Exercise description:
Pictures do not belong in the copy. Return all of the entries exactly.

Stored entries:
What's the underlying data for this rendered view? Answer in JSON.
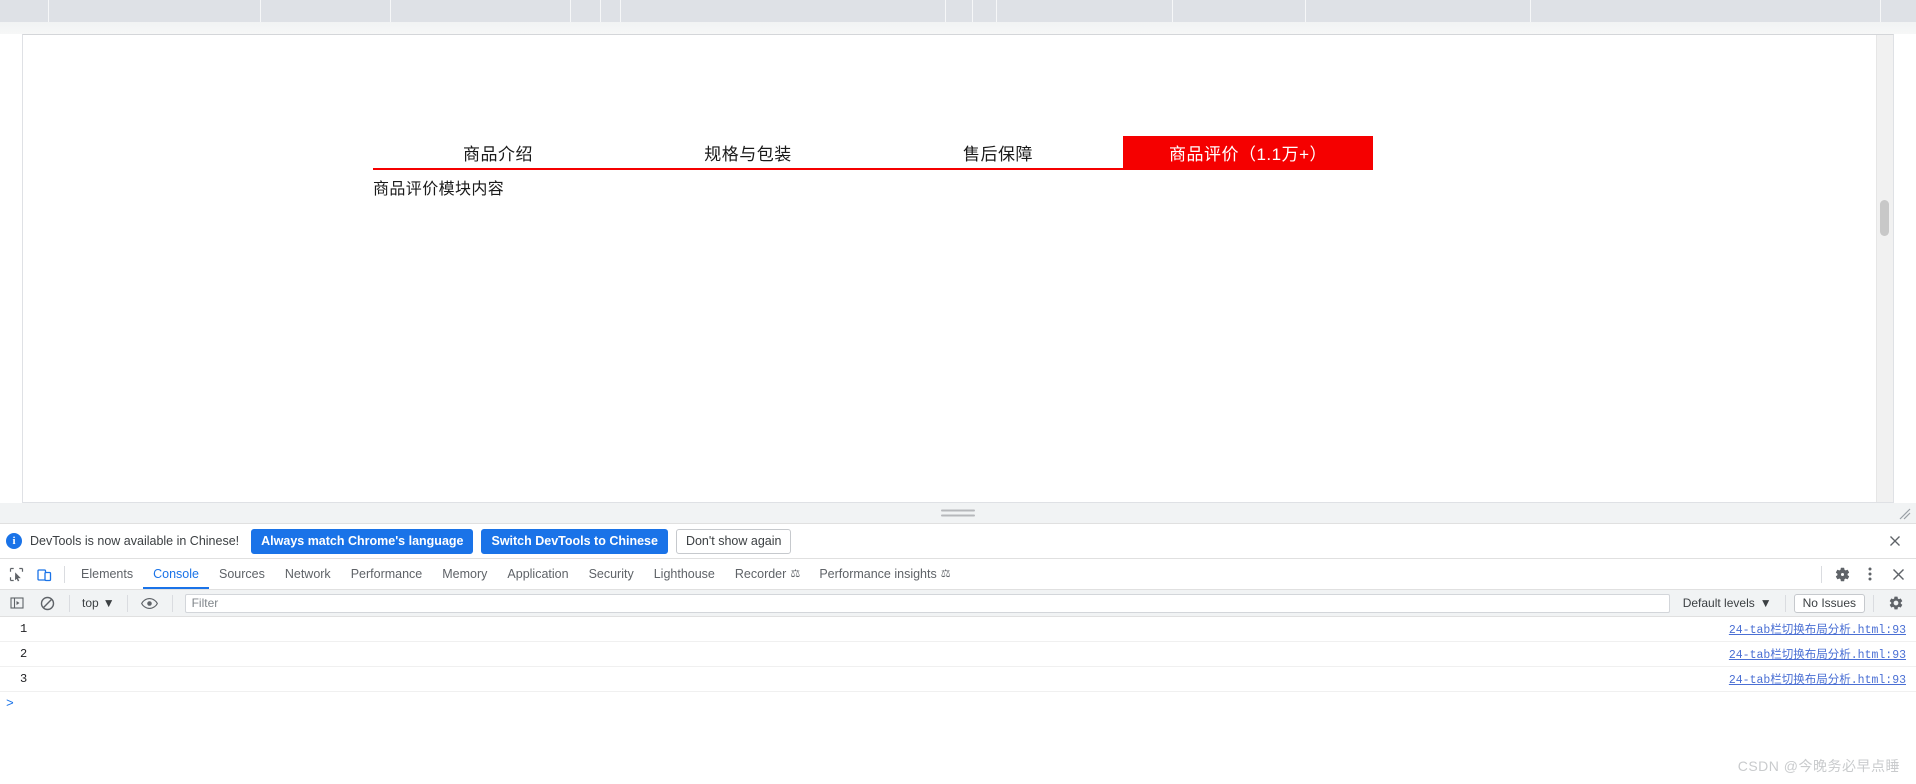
{
  "browser": {
    "bookmark_separators": [
      48,
      260,
      390,
      570,
      600,
      620,
      945,
      972,
      996,
      1172,
      1305,
      1530,
      1880
    ]
  },
  "page": {
    "tabs": [
      {
        "label": "商品介绍",
        "active": false
      },
      {
        "label": "规格与包装",
        "active": false
      },
      {
        "label": "售后保障",
        "active": false
      },
      {
        "label": "商品评价（1.1万+）",
        "active": true
      }
    ],
    "content_text": "商品评价模块内容",
    "accent_color": "#f50000"
  },
  "devtools": {
    "banner": {
      "icon": "info-icon",
      "message": "DevTools is now available in Chinese!",
      "primary_button": "Always match Chrome's language",
      "secondary_button": "Switch DevTools to Chinese",
      "tertiary_button": "Don't show again",
      "close_icon": "close-icon"
    },
    "panel_tabs": [
      {
        "label": "Elements",
        "active": false,
        "experimental": false
      },
      {
        "label": "Console",
        "active": true,
        "experimental": false
      },
      {
        "label": "Sources",
        "active": false,
        "experimental": false
      },
      {
        "label": "Network",
        "active": false,
        "experimental": false
      },
      {
        "label": "Performance",
        "active": false,
        "experimental": false
      },
      {
        "label": "Memory",
        "active": false,
        "experimental": false
      },
      {
        "label": "Application",
        "active": false,
        "experimental": false
      },
      {
        "label": "Security",
        "active": false,
        "experimental": false
      },
      {
        "label": "Lighthouse",
        "active": false,
        "experimental": false
      },
      {
        "label": "Recorder",
        "active": false,
        "experimental": true
      },
      {
        "label": "Performance insights",
        "active": false,
        "experimental": true
      }
    ],
    "console_toolbar": {
      "context": "top",
      "filter_placeholder": "Filter",
      "filter_value": "",
      "levels": "Default levels",
      "issues": "No Issues"
    },
    "console_messages": [
      {
        "text": "1",
        "source": "24-tab栏切换布局分析.html:93"
      },
      {
        "text": "2",
        "source": "24-tab栏切换布局分析.html:93"
      },
      {
        "text": "3",
        "source": "24-tab栏切换布局分析.html:93"
      }
    ],
    "prompt_symbol": ">"
  },
  "watermark": "CSDN @今晚务必早点睡"
}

Solution to this task:
What's the underlying data for this rendered view? Answer in JSON.
{
  "browser": {
    "bookmark_separators": [
      48,
      260,
      390,
      570,
      600,
      620,
      945,
      972,
      996,
      1172,
      1305,
      1530,
      1880
    ]
  },
  "page": {
    "tabs": [
      {
        "label": "商品介绍",
        "active": false
      },
      {
        "label": "规格与包装",
        "active": false
      },
      {
        "label": "售后保障",
        "active": false
      },
      {
        "label": "商品评价（1.1万+）",
        "active": true
      }
    ],
    "content_text": "商品评价模块内容",
    "accent_color": "#f50000"
  },
  "devtools": {
    "banner": {
      "icon": "info-icon",
      "message": "DevTools is now available in Chinese!",
      "primary_button": "Always match Chrome's language",
      "secondary_button": "Switch DevTools to Chinese",
      "tertiary_button": "Don't show again",
      "close_icon": "close-icon"
    },
    "panel_tabs": [
      {
        "label": "Elements",
        "active": false,
        "experimental": false
      },
      {
        "label": "Console",
        "active": true,
        "experimental": false
      },
      {
        "label": "Sources",
        "active": false,
        "experimental": false
      },
      {
        "label": "Network",
        "active": false,
        "experimental": false
      },
      {
        "label": "Performance",
        "active": false,
        "experimental": false
      },
      {
        "label": "Memory",
        "active": false,
        "experimental": false
      },
      {
        "label": "Application",
        "active": false,
        "experimental": false
      },
      {
        "label": "Security",
        "active": false,
        "experimental": false
      },
      {
        "label": "Lighthouse",
        "active": false,
        "experimental": false
      },
      {
        "label": "Recorder",
        "active": false,
        "experimental": true
      },
      {
        "label": "Performance insights",
        "active": false,
        "experimental": true
      }
    ],
    "console_toolbar": {
      "context": "top",
      "filter_placeholder": "Filter",
      "filter_value": "",
      "levels": "Default levels",
      "issues": "No Issues"
    },
    "console_messages": [
      {
        "text": "1",
        "source": "24-tab栏切换布局分析.html:93"
      },
      {
        "text": "2",
        "source": "24-tab栏切换布局分析.html:93"
      },
      {
        "text": "3",
        "source": "24-tab栏切换布局分析.html:93"
      }
    ],
    "prompt_symbol": ">"
  },
  "watermark": "CSDN @今晚务必早点睡"
}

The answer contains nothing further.